What is expected: Every record should be written out exactly, with the pictures left out.

:: Records to use

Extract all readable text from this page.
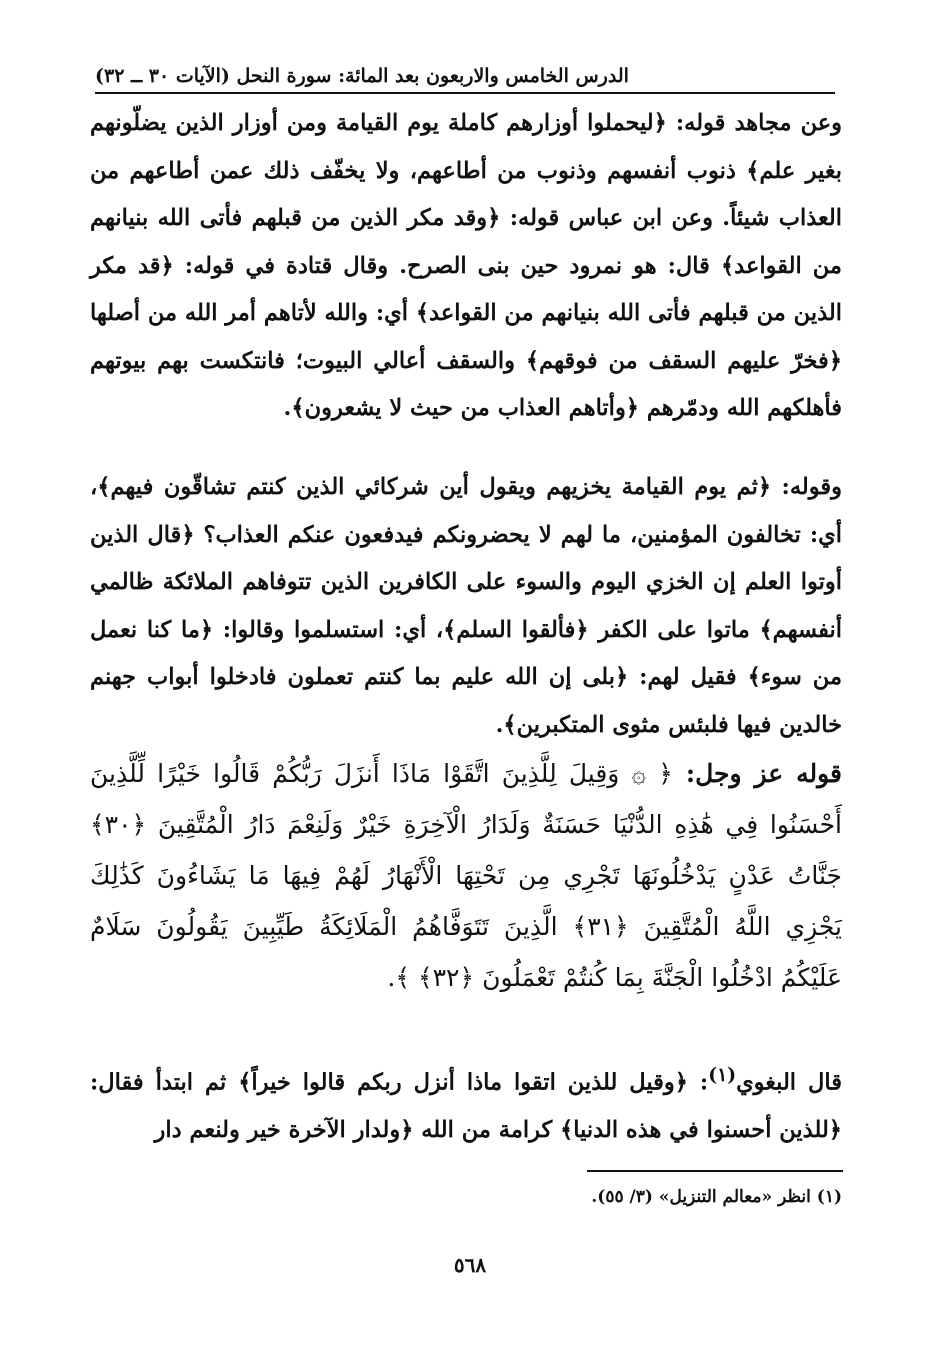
الدرس الخامس والاربعون بعد المائة: سورة النحل (الآيات ٣٠ ــ ٣٢)

وعن مجاهد قوله: ﴿ليحملوا أوزارهم كاملة يوم القيامة ومن أوزار الذين يضلّونهم بغير علم﴾ ذنوب أنفسهم وذنوب من أطاعهم، ولا يخفّف ذلك عمن أطاعهم من العذاب شيئاً. وعن ابن عباس قوله: ﴿وقد مكر الذين من قبلهم فأتى الله بنيانهم من القواعد﴾ قال: هو نمرود حين بنى الصرح. وقال قتادة في قوله: ﴿قد مكر الذين من قبلهم فأتى الله بنيانهم من القواعد﴾ أي: والله لأتاهم أمر الله من أصلها ﴿فخرّ عليهم السقف من فوقهم﴾ والسقف أعالي البيوت؛ فانتكست بهم بيوتهم فأهلكهم الله ودمّرهم ﴿وأتاهم العذاب من حيث لا يشعرون﴾.

وقوله: ﴿ثم يوم القيامة يخزيهم ويقول أين شركائي الذين كنتم تشاقّون فيهم﴾، أي: تخالفون المؤمنين، ما لهم لا يحضرونكم فيدفعون عنكم العذاب؟ ﴿قال الذين أوتوا العلم إن الخزي اليوم والسوء على الكافرين الذين تتوفاهم الملائكة ظالمي أنفسهم﴾ ماتوا على الكفر ﴿فألقوا السلم﴾، أي: استسلموا وقالوا: ﴿ما كنا نعمل من سوء﴾ فقيل لهم: ﴿بلى إن الله عليم بما كنتم تعملون فادخلوا أبواب جهنم خالدين فيها فلبئس مثوى المتكبرين﴾.

قوله عز وجل: ﴿ ۞ وَقِيلَ لِلَّذِينَ اتَّقَوْا مَاذَا أَنزَلَ رَبُّكُمْ قَالُوا خَيْرًا لِّلَّذِينَ أَحْسَنُوا فِي هَٰذِهِ الدُّنْيَا حَسَنَةٌ وَلَدَارُ الْآخِرَةِ خَيْرٌ وَلَنِعْمَ دَارُ الْمُتَّقِينَ ﴿٣٠﴾ جَنَّاتُ عَدْنٍ يَدْخُلُونَهَا تَجْرِي مِن تَحْتِهَا الْأَنْهَارُ لَهُمْ فِيهَا مَا يَشَاءُونَ كَذَٰلِكَ يَجْزِي اللَّهُ الْمُتَّقِينَ ﴿٣١﴾ الَّذِينَ تَتَوَفَّاهُمُ الْمَلَائِكَةُ طَيِّبِينَ يَقُولُونَ سَلَامٌ عَلَيْكُمُ ادْخُلُوا الْجَنَّةَ بِمَا كُنتُمْ تَعْمَلُونَ ﴿٣٢﴾ ﴾.

قال البغوي$^{(١)}$: ﴿وقيل للذين اتقوا ماذا أنزل ربكم قالوا خيراً﴾ ثم ابتدأ فقال: ﴿للذين أحسنوا في هذه الدنيا﴾ كرامة من الله ﴿ولدار الآخرة خير ولنعم دار

(١) انظر «معالم التنزيل» (٣/ ٥٥).
٥٦٨
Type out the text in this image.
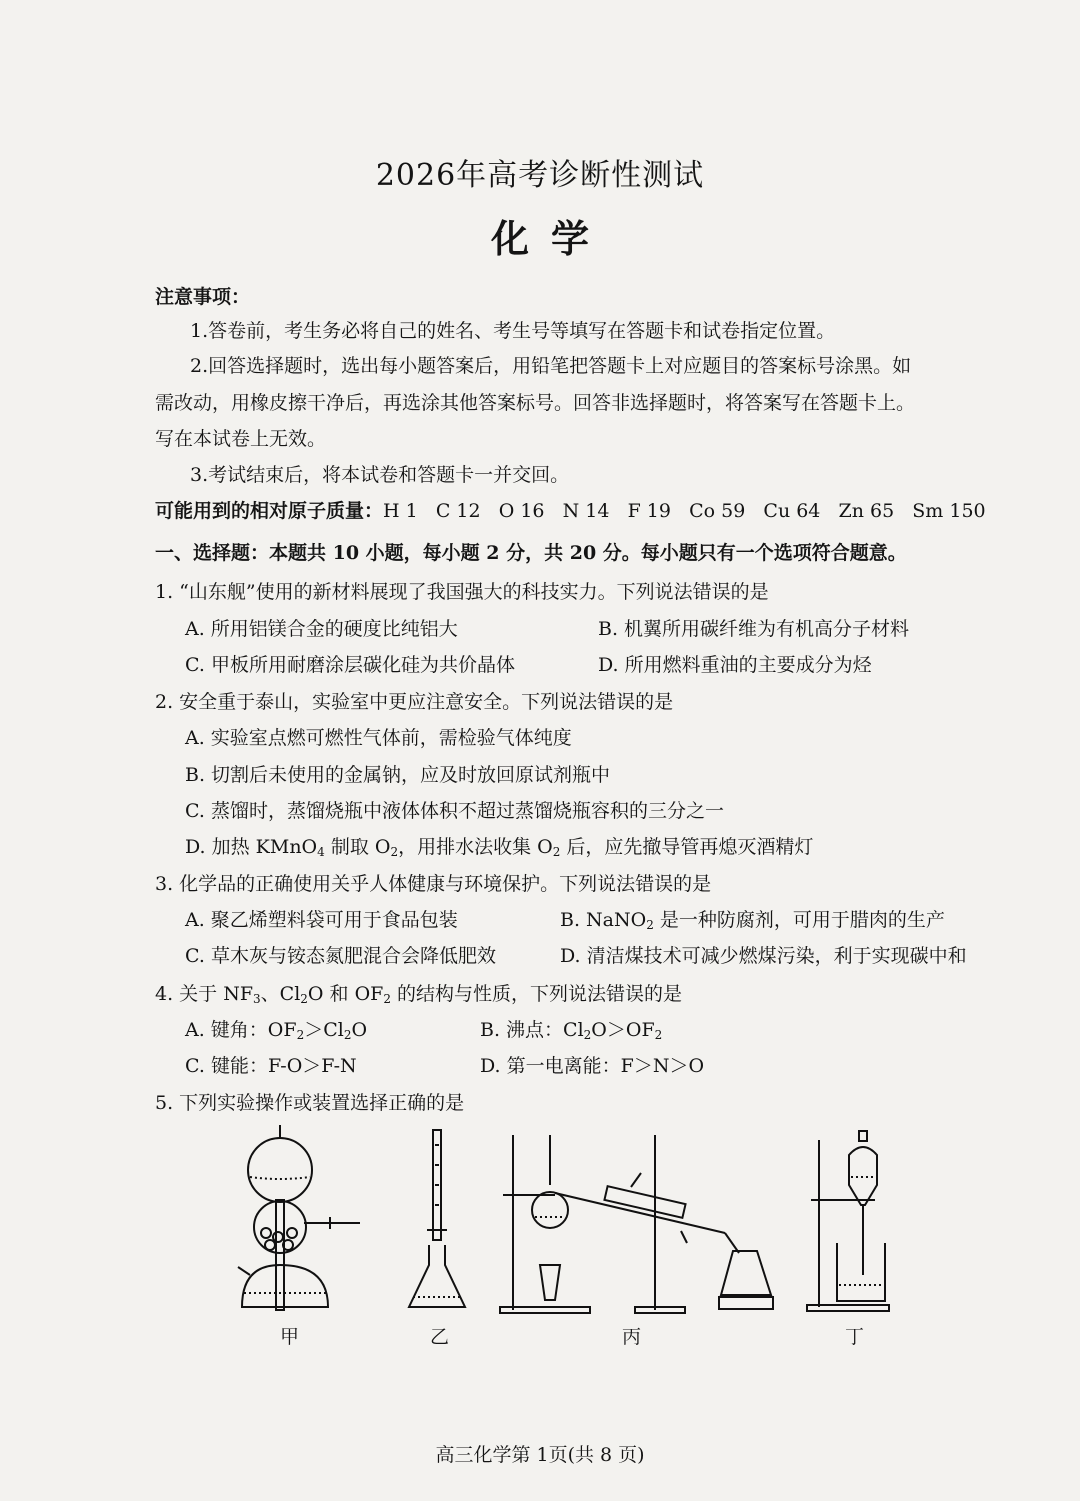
2026年高考诊断性测试
化学
注意事项：
1.答卷前，考生务必将自己的姓名、考生号等填写在答题卡和试卷指定位置。
2.回答选择题时，选出每小题答案后，用铅笔把答题卡上对应题目的答案标号涂黑。如
需改动，用橡皮擦干净后，再选涂其他答案标号。回答非选择题时，将答案写在答题卡上。
写在本试卷上无效。
3.考试结束后，将本试卷和答题卡一并交回。
可能用到的相对原子质量：H 1   C 12   O 16   N 14   F 19   Co 59   Cu 64   Zn 65   Sm 150
一、选择题：本题共 10 小题，每小题 2 分，共 20 分。每小题只有一个选项符合题意。
1. “山东舰”使用的新材料展现了我国强大的科技实力。下列说法错误的是
A. 所用铝镁合金的硬度比纯铝大	B. 机翼所用碳纤维为有机高分子材料
C. 甲板所用耐磨涂层碳化硅为共价晶体	D. 所用燃料重油的主要成分为烃
2. 安全重于泰山，实验室中更应注意安全。下列说法错误的是
A. 实验室点燃可燃性气体前，需检验气体纯度
B. 切割后未使用的金属钠，应及时放回原试剂瓶中
C. 蒸馏时，蒸馏烧瓶中液体体积不超过蒸馏烧瓶容积的三分之一
D. 加热 KMnO$_4$ 制取 $O_2$，用排水法收集 $O_2$ 后，应先撤导管再熄灭酒精灯
3. 化学品的正确使用关乎人体健康与环境保护。下列说法错误的是
A. 聚乙烯塑料袋可用于食品包装	B. NaNO$_2$ 是一种防腐剂，可用于腊肉的生产
C. 草木灰与铵态氮肥混合会降低肥效	D. 清洁煤技术可减少燃煤污染，利于实现碳中和
4. 关于 $NF_3$、$Cl_2O$ 和 $OF_2$ 的结构与性质，下列说法错误的是
A. 键角：$OF_2>Cl_2O$	B. 沸点：$Cl_2O>OF_2$
C. 键能：F-O＞F-N	D. 第一电离能：F＞N＞O
5. 下列实验操作或装置选择正确的是
甲	乙	丙	丁
高三化学第 1页(共 8 页)
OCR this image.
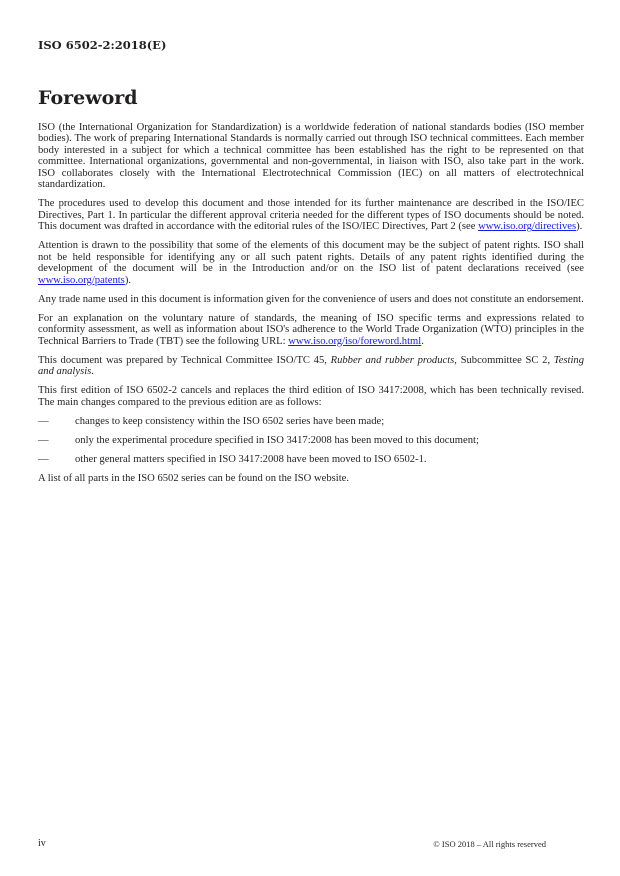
ISO 6502-2:2018(E)
Foreword

ISO (the International Organization for Standardization) is a worldwide federation of national standards bodies (ISO member bodies). The work of preparing International Standards is normally carried out through ISO technical committees. Each member body interested in a subject for which a technical committee has been established has the right to be represented on that committee. International organizations, governmental and non-governmental, in liaison with ISO, also take part in the work. ISO collaborates closely with the International Electrotechnical Commission (IEC) on all matters of electrotechnical standardization.

The procedures used to develop this document and those intended for its further maintenance are described in the ISO/IEC Directives, Part 1. In particular the different approval criteria needed for the different types of ISO documents should be noted. This document was drafted in accordance with the editorial rules of the ISO/IEC Directives, Part 2 (see www.iso.org/directives).

Attention is drawn to the possibility that some of the elements of this document may be the subject of patent rights. ISO shall not be held responsible for identifying any or all such patent rights. Details of any patent rights identified during the development of the document will be in the Introduction and/or on the ISO list of patent declarations received (see www.iso.org/patents).

Any trade name used in this document is information given for the convenience of users and does not constitute an endorsement.

For an explanation on the voluntary nature of standards, the meaning of ISO specific terms and expressions related to conformity assessment, as well as information about ISO's adherence to the World Trade Organization (WTO) principles in the Technical Barriers to Trade (TBT) see the following URL: www.iso.org/iso/foreword.html.

This document was prepared by Technical Committee ISO/TC 45, Rubber and rubber products, Subcommittee SC 2, Testing and analysis.

This first edition of ISO 6502-2 cancels and replaces the third edition of ISO 3417:2008, which has been technically revised. The main changes compared to the previous edition are as follows:

—	changes to keep consistency within the ISO 6502 series have been made;
—	only the experimental procedure specified in ISO 3417:2008 has been moved to this document;
—	other general matters specified in ISO 3417:2008 have been moved to ISO 6502-1.

A list of all parts in the ISO 6502 series can be found on the ISO website.

iv	© ISO 2018 – All rights reserved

::::

Response for this exercise:
Extract all readable text from this page.
الدرس الخامس والاربعون بعد المائة: سورة النحل (الآيات ٣٠ ــ ٣٢)

وعن مجاهد قوله: ﴿ليحملوا أوزارهم كاملة يوم القيامة ومن أوزار الذين يضلّونهم بغير علم﴾ ذنوب أنفسهم وذنوب من أطاعهم، ولا يخفّف ذلك عمن أطاعهم من العذاب شيئاً. وعن ابن عباس قوله: ﴿وقد مكر الذين من قبلهم فأتى الله بنيانهم من القواعد﴾ قال: هو نمرود حين بنى الصرح. وقال قتادة في قوله: ﴿قد مكر الذين من قبلهم فأتى الله بنيانهم من القواعد﴾ أي: والله لأتاهم أمر الله من أصلها ﴿فخرّ عليهم السقف من فوقهم﴾ والسقف أعالي البيوت؛ فانتكست بهم بيوتهم فأهلكهم الله ودمّرهم ﴿وأتاهم العذاب من حيث لا يشعرون﴾.

وقوله: ﴿ثم يوم القيامة يخزيهم ويقول أين شركائي الذين كنتم تشاقّون فيهم﴾، أي: تخالفون المؤمنين، ما لهم لا يحضرونكم فيدفعون عنكم العذاب؟ ﴿قال الذين أوتوا العلم إن الخزي اليوم والسوء على الكافرين الذين تتوفاهم الملائكة ظالمي أنفسهم﴾ ماتوا على الكفر ﴿فألقوا السلم﴾، أي: استسلموا وقالوا: ﴿ما كنا نعمل من سوء﴾ فقيل لهم: ﴿بلى إن الله عليم بما كنتم تعملون فادخلوا أبواب جهنم خالدين فيها فلبئس مثوى المتكبرين﴾.

قوله عز وجل: ﴿ ۞ وَقِيلَ لِلَّذِينَ اتَّقَوْا مَاذَا أَنزَلَ رَبُّكُمْ قَالُوا خَيْرًا لِّلَّذِينَ أَحْسَنُوا فِي هَٰذِهِ الدُّنْيَا حَسَنَةٌ وَلَدَارُ الْآخِرَةِ خَيْرٌ وَلَنِعْمَ دَارُ الْمُتَّقِينَ ﴿٣٠﴾ جَنَّاتُ عَدْنٍ يَدْخُلُونَهَا تَجْرِي مِن تَحْتِهَا الْأَنْهَارُ لَهُمْ فِيهَا مَا يَشَاءُونَ كَذَٰلِكَ يَجْزِي اللَّهُ الْمُتَّقِينَ ﴿٣١﴾ الَّذِينَ تَتَوَفَّاهُمُ الْمَلَائِكَةُ طَيِّبِينَ يَقُولُونَ سَلَامٌ عَلَيْكُمُ ادْخُلُوا الْجَنَّةَ بِمَا كُنتُمْ تَعْمَلُونَ ﴿٣٢﴾ ﴾.

قال البغوي$^{(١)}$: ﴿وقيل للذين اتقوا ماذا أنزل ربكم قالوا خيراً﴾ ثم ابتدأ فقال: ﴿للذين أحسنوا في هذه الدنيا﴾ كرامة من الله ﴿ولدار الآخرة خير ولنعم دار

(١) انظر «معالم التنزيل» (٣/ ٥٥).
٥٦٨
Type out the text in this image.
2026年高考诊断性测试
化学
注意事项：
1.答卷前，考生务必将自己的姓名、考生号等填写在答题卡和试卷指定位置。
2.回答选择题时，选出每小题答案后，用铅笔把答题卡上对应题目的答案标号涂黑。如
需改动，用橡皮擦干净后，再选涂其他答案标号。回答非选择题时，将答案写在答题卡上。
写在本试卷上无效。
3.考试结束后，将本试卷和答题卡一并交回。
可能用到的相对原子质量：H 1   C 12   O 16   N 14   F 19   Co 59   Cu 64   Zn 65   Sm 150
一、选择题：本题共 10 小题，每小题 2 分，共 20 分。每小题只有一个选项符合题意。
1. “山东舰”使用的新材料展现了我国强大的科技实力。下列说法错误的是
A. 所用铝镁合金的硬度比纯铝大	B. 机翼所用碳纤维为有机高分子材料
C. 甲板所用耐磨涂层碳化硅为共价晶体	D. 所用燃料重油的主要成分为烃
2. 安全重于泰山，实验室中更应注意安全。下列说法错误的是
A. 实验室点燃可燃性气体前，需检验气体纯度
B. 切割后未使用的金属钠，应及时放回原试剂瓶中
C. 蒸馏时，蒸馏烧瓶中液体体积不超过蒸馏烧瓶容积的三分之一
D. 加热 KMnO$_4$ 制取 $O_2$，用排水法收集 $O_2$ 后，应先撤导管再熄灭酒精灯
3. 化学品的正确使用关乎人体健康与环境保护。下列说法错误的是
A. 聚乙烯塑料袋可用于食品包装	B. NaNO$_2$ 是一种防腐剂，可用于腊肉的生产
C. 草木灰与铵态氮肥混合会降低肥效	D. 清洁煤技术可减少燃煤污染，利于实现碳中和
4. 关于 $NF_3$、$Cl_2O$ 和 $OF_2$ 的结构与性质，下列说法错误的是
A. 键角：$OF_2>Cl_2O$	B. 沸点：$Cl_2O>OF_2$
C. 键能：F-O＞F-N	D. 第一电离能：F＞N＞O
5. 下列实验操作或装置选择正确的是
甲	乙	丙	丁
高三化学第 1页(共 8 页)
OCR this image.
ISO 6502-2:2018(E)
Foreword

ISO (the International Organization for Standardization) is a worldwide federation of national standards bodies (ISO member bodies). The work of preparing International Standards is normally carried out through ISO technical committees. Each member body interested in a subject for which a technical committee has been established has the right to be represented on that committee. International organizations, governmental and non-governmental, in liaison with ISO, also take part in the work. ISO collaborates closely with the International Electrotechnical Commission (IEC) on all matters of electrotechnical standardization.

The procedures used to develop this document and those intended for its further maintenance are described in the ISO/IEC Directives, Part 1. In particular the different approval criteria needed for the different types of ISO documents should be noted. This document was drafted in accordance with the editorial rules of the ISO/IEC Directives, Part 2 (see www.iso.org/directives).

Attention is drawn to the possibility that some of the elements of this document may be the subject of patent rights. ISO shall not be held responsible for identifying any or all such patent rights. Details of any patent rights identified during the development of the document will be in the Introduction and/or on the ISO list of patent declarations received (see www.iso.org/patents).

Any trade name used in this document is information given for the convenience of users and does not constitute an endorsement.

For an explanation on the voluntary nature of standards, the meaning of ISO specific terms and expressions related to conformity assessment, as well as information about ISO's adherence to the World Trade Organization (WTO) principles in the Technical Barriers to Trade (TBT) see the following URL: www.iso.org/iso/foreword.html.

This document was prepared by Technical Committee ISO/TC 45, Rubber and rubber products, Subcommittee SC 2, Testing and analysis.

This first edition of ISO 6502-2 cancels and replaces the third edition of ISO 3417:2008, which has been technically revised. The main changes compared to the previous edition are as follows:

—	changes to keep consistency within the ISO 6502 series have been made;
—	only the experimental procedure specified in ISO 3417:2008 has been moved to this document;
—	other general matters specified in ISO 3417:2008 have been moved to ISO 6502-1.

A list of all parts in the ISO 6502 series can be found on the ISO website.

iv	© ISO 2018 – All rights reserved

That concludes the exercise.